WRITTEN EXERCISE: Copy every line of the entries below without altering any character, keeping each line in its original order.

○ ○ ○ ○ ○

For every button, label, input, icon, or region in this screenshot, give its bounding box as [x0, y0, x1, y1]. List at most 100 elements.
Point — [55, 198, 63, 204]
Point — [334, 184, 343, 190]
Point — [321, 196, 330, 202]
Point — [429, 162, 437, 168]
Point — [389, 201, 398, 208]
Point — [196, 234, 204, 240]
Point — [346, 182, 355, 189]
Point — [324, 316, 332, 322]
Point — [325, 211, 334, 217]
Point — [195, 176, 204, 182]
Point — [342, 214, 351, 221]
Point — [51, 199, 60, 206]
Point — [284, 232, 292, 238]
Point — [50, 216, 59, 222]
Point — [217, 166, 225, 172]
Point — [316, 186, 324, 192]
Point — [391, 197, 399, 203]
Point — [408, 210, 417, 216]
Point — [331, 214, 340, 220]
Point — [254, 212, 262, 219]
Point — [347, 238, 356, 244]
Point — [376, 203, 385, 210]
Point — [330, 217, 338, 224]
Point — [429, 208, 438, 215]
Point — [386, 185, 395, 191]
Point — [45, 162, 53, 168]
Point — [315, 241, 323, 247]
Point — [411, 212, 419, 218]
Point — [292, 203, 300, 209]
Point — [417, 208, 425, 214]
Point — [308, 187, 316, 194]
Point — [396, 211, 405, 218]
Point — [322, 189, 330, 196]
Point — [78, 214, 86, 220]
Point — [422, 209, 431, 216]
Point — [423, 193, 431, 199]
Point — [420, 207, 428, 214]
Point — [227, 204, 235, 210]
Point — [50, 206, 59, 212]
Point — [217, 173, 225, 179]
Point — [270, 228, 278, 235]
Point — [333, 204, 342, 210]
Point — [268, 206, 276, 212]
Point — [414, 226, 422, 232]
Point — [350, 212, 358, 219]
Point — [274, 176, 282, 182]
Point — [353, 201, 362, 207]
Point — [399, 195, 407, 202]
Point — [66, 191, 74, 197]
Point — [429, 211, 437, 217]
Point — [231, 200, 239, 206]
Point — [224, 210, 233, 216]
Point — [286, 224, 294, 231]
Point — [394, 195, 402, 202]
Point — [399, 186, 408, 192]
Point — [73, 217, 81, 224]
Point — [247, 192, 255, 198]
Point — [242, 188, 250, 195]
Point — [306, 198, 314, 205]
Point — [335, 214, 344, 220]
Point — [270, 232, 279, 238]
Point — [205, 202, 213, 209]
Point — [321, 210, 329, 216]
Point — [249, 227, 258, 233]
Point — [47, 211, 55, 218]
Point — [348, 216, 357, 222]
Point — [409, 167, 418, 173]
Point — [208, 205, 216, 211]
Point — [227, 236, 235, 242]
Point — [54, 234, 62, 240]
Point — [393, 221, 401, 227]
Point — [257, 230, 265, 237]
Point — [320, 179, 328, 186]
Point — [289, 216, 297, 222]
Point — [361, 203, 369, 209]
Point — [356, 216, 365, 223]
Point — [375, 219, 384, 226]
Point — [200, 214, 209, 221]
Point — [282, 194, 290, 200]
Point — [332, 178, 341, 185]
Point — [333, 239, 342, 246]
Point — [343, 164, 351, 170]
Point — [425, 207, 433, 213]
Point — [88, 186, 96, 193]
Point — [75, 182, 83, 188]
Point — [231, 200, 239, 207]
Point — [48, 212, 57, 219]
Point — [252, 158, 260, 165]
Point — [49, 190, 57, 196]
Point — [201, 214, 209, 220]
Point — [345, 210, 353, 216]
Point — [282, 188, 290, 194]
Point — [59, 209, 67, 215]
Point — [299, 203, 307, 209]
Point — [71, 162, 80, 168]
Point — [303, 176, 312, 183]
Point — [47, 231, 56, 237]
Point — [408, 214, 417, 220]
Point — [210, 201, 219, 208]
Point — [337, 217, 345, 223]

○ ○ ○ ○ ○

EXPECTED ANSWER:
For every button, label, input, icon, or region in this screenshot, give its bounding box as [x0, y0, x1, y1]. List at most 100 elements.
Point — [55, 198, 63, 204]
Point — [334, 184, 343, 190]
Point — [321, 196, 330, 202]
Point — [429, 162, 437, 168]
Point — [389, 201, 398, 208]
Point — [196, 234, 204, 240]
Point — [346, 182, 355, 189]
Point — [324, 316, 332, 322]
Point — [325, 211, 334, 217]
Point — [195, 176, 204, 182]
Point — [342, 214, 351, 221]
Point — [51, 199, 60, 206]
Point — [284, 232, 292, 238]
Point — [50, 216, 59, 222]
Point — [217, 166, 225, 172]
Point — [316, 186, 324, 192]
Point — [391, 197, 399, 203]
Point — [408, 210, 417, 216]
Point — [331, 214, 340, 220]
Point — [254, 212, 262, 219]
Point — [347, 238, 356, 244]
Point — [376, 203, 385, 210]
Point — [330, 217, 338, 224]
Point — [429, 208, 438, 215]
Point — [386, 185, 395, 191]
Point — [45, 162, 53, 168]
Point — [315, 241, 323, 247]
Point — [411, 212, 419, 218]
Point — [292, 203, 300, 209]
Point — [417, 208, 425, 214]
Point — [308, 187, 316, 194]
Point — [396, 211, 405, 218]
Point — [322, 189, 330, 196]
Point — [78, 214, 86, 220]
Point — [422, 209, 431, 216]
Point — [423, 193, 431, 199]
Point — [420, 207, 428, 214]
Point — [227, 204, 235, 210]
Point — [50, 206, 59, 212]
Point — [217, 173, 225, 179]
Point — [270, 228, 278, 235]
Point — [333, 204, 342, 210]
Point — [268, 206, 276, 212]
Point — [414, 226, 422, 232]
Point — [350, 212, 358, 219]
Point — [274, 176, 282, 182]
Point — [353, 201, 362, 207]
Point — [399, 195, 407, 202]
Point — [66, 191, 74, 197]
Point — [429, 211, 437, 217]
Point — [231, 200, 239, 206]
Point — [224, 210, 233, 216]
Point — [286, 224, 294, 231]
Point — [394, 195, 402, 202]
Point — [399, 186, 408, 192]
Point — [73, 217, 81, 224]
Point — [247, 192, 255, 198]
Point — [242, 188, 250, 195]
Point — [306, 198, 314, 205]
Point — [335, 214, 344, 220]
Point — [270, 232, 279, 238]
Point — [205, 202, 213, 209]
Point — [321, 210, 329, 216]
Point — [249, 227, 258, 233]
Point — [47, 211, 55, 218]
Point — [348, 216, 357, 222]
Point — [409, 167, 418, 173]
Point — [208, 205, 216, 211]
Point — [227, 236, 235, 242]
Point — [54, 234, 62, 240]
Point — [393, 221, 401, 227]
Point — [257, 230, 265, 237]
Point — [320, 179, 328, 186]
Point — [289, 216, 297, 222]
Point — [361, 203, 369, 209]
Point — [356, 216, 365, 223]
Point — [375, 219, 384, 226]
Point — [200, 214, 209, 221]
Point — [282, 194, 290, 200]
Point — [332, 178, 341, 185]
Point — [333, 239, 342, 246]
Point — [343, 164, 351, 170]
Point — [425, 207, 433, 213]
Point — [88, 186, 96, 193]
Point — [75, 182, 83, 188]
Point — [231, 200, 239, 207]
Point — [48, 212, 57, 219]
Point — [252, 158, 260, 165]
Point — [49, 190, 57, 196]
Point — [201, 214, 209, 220]
Point — [345, 210, 353, 216]
Point — [282, 188, 290, 194]
Point — [59, 209, 67, 215]
Point — [299, 203, 307, 209]
Point — [71, 162, 80, 168]
Point — [303, 176, 312, 183]
Point — [47, 231, 56, 237]
Point — [408, 214, 417, 220]
Point — [210, 201, 219, 208]
Point — [337, 217, 345, 223]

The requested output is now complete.